# Exercise objective:
Count how many lines hold the word "type" and give that number as the whole answer.

= = = = = = =

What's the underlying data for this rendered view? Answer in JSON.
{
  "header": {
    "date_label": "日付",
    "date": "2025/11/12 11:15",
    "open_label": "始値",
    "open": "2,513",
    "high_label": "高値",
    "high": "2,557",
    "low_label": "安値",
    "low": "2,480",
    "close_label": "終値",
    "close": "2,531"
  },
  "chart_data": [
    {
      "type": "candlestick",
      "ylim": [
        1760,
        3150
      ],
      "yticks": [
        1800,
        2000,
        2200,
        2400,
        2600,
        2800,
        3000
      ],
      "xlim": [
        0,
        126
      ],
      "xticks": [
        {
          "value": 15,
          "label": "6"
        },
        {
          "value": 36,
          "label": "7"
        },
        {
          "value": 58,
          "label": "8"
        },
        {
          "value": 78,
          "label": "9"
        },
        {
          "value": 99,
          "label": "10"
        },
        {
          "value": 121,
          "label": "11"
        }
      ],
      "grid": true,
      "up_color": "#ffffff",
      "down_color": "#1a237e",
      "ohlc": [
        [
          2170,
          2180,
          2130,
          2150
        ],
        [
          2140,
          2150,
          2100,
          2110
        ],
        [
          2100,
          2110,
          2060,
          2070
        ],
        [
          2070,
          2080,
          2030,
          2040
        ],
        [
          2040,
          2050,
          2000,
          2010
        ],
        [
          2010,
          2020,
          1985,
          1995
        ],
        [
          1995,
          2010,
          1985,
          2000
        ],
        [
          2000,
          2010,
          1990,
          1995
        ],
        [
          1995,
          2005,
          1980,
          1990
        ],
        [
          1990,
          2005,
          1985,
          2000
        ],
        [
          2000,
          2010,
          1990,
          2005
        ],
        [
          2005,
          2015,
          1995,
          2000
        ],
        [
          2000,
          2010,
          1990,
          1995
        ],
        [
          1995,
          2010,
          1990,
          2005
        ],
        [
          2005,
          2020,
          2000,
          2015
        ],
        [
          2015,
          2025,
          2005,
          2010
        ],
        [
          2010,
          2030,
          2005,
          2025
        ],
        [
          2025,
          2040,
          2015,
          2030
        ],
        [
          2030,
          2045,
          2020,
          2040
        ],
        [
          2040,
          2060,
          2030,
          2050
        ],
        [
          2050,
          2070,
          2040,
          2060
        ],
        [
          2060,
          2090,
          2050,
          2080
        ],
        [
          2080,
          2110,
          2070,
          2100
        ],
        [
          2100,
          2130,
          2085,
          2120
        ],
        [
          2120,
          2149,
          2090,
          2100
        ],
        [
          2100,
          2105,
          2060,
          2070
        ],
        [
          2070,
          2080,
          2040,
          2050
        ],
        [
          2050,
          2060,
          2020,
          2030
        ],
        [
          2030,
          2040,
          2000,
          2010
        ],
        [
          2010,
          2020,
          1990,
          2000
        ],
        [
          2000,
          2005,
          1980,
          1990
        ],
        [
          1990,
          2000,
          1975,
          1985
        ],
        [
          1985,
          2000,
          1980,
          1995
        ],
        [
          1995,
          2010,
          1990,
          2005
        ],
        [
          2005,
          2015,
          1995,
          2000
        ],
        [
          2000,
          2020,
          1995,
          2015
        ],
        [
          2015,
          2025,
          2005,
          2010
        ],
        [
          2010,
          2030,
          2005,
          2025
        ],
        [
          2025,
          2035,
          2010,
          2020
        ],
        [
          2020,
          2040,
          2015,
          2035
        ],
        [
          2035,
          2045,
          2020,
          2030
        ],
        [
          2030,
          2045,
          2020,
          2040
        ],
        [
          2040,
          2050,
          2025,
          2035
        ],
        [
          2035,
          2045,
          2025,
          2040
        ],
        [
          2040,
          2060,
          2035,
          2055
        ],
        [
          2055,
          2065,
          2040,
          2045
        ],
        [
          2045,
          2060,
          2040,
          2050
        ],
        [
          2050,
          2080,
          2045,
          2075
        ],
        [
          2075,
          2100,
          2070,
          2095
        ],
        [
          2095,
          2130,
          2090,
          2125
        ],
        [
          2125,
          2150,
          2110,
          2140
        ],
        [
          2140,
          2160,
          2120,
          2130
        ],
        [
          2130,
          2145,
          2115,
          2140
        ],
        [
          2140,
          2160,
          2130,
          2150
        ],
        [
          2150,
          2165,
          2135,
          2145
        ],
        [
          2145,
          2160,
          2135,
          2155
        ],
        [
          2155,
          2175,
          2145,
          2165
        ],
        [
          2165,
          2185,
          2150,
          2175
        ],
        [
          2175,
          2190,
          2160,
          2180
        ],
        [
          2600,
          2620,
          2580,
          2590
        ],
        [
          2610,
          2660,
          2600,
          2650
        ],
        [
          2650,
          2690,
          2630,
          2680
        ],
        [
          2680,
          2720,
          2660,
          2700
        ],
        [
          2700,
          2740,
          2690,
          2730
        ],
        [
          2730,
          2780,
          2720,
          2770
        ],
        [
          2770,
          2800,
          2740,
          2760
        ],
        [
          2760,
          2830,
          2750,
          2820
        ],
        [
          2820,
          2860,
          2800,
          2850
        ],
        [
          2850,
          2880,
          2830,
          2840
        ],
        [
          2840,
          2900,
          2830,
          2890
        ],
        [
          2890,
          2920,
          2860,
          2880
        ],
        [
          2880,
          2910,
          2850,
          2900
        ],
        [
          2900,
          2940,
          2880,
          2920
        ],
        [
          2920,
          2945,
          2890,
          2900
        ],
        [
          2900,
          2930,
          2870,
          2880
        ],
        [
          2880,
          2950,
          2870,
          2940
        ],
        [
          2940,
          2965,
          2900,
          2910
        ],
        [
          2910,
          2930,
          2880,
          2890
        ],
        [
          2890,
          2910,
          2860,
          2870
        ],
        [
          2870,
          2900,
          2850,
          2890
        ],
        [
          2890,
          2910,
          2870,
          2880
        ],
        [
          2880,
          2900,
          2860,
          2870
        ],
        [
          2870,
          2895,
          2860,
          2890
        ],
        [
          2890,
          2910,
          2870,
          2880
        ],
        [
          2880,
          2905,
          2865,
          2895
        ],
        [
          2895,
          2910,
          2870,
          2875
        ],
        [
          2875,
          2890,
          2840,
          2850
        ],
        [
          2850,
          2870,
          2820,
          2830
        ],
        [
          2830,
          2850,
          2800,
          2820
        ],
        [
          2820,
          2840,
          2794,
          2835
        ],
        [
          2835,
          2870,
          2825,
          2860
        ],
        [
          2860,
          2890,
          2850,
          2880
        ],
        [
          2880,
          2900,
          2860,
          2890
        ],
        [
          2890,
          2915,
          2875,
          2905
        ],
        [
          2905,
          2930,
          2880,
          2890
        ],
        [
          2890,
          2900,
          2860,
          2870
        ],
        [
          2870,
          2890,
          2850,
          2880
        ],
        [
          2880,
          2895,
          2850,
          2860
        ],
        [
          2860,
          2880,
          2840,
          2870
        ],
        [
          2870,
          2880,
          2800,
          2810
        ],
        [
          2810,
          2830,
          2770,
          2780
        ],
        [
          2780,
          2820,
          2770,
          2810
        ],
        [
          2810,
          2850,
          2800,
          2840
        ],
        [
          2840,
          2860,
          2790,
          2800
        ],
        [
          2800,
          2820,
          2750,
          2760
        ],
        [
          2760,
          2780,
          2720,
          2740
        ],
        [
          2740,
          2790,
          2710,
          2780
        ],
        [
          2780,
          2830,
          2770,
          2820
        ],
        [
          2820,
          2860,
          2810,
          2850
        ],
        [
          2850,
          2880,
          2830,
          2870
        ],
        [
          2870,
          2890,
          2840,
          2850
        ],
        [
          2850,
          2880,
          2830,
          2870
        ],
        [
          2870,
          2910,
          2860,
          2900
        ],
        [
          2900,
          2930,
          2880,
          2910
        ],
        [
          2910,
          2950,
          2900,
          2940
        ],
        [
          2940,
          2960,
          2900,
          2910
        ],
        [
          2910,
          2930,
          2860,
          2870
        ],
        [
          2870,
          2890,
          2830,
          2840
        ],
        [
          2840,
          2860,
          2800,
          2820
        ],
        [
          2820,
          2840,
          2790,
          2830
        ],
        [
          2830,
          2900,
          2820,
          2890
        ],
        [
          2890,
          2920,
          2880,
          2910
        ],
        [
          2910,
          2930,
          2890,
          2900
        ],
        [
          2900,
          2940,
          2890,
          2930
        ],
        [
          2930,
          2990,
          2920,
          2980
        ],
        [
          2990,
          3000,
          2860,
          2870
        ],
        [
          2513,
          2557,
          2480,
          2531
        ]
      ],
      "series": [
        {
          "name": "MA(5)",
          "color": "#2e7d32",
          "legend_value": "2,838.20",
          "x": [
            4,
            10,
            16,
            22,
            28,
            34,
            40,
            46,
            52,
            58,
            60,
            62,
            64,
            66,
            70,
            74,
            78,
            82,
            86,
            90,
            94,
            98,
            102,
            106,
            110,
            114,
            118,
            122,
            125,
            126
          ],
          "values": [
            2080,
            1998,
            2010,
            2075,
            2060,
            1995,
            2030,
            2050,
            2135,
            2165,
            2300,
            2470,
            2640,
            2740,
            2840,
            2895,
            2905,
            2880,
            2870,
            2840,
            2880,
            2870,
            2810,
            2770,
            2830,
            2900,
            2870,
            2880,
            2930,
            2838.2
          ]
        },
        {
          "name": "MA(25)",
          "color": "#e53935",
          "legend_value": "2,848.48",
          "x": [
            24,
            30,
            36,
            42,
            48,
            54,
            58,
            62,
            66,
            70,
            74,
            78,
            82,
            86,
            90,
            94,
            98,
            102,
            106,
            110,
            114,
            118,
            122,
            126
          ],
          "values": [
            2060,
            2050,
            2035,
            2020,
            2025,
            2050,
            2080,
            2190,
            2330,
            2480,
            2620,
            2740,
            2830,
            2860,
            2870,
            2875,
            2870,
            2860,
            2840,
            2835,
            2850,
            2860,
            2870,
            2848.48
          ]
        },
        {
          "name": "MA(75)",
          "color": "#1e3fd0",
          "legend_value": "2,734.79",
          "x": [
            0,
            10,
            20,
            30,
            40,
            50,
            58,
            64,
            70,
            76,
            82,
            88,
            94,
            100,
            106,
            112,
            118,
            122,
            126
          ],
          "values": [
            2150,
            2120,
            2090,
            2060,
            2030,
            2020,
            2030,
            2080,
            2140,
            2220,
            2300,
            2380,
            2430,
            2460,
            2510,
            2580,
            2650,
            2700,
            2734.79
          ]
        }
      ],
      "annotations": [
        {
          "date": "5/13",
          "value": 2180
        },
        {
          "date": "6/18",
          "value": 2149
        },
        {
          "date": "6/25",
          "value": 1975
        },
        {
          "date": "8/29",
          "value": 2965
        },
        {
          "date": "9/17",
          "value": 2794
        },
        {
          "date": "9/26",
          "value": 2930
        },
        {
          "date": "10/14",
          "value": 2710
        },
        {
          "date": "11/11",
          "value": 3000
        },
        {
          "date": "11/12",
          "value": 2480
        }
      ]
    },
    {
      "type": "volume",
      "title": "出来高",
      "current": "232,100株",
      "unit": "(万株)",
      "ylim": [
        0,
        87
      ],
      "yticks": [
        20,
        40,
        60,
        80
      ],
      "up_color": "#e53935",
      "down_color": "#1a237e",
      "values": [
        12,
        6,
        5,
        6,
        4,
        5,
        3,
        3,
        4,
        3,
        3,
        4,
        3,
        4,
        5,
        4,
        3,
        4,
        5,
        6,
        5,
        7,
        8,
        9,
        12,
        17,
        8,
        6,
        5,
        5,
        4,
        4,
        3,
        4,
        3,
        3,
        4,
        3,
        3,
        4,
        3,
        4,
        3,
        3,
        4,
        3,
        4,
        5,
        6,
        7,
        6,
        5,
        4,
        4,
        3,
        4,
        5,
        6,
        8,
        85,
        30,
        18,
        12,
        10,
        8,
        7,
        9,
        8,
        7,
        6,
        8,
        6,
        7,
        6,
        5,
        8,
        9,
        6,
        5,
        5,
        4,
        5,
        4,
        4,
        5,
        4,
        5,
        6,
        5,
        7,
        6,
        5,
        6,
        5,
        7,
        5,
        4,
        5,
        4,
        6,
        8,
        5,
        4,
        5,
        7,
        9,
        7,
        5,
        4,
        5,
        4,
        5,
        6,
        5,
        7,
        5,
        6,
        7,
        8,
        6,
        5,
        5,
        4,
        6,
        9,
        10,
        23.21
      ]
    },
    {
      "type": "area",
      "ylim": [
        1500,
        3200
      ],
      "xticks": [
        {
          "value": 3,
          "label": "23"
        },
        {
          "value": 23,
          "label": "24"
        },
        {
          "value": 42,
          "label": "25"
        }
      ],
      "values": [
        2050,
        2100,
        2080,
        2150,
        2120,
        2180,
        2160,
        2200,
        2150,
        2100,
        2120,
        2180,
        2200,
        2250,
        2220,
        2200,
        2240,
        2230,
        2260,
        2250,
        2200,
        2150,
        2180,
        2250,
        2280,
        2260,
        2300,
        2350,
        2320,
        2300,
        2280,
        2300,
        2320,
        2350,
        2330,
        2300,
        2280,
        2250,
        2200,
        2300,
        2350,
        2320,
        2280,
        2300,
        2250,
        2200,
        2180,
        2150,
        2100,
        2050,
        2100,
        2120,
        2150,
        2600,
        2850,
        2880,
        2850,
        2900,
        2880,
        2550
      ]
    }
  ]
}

= = = = = = =

# Answer to the task:
3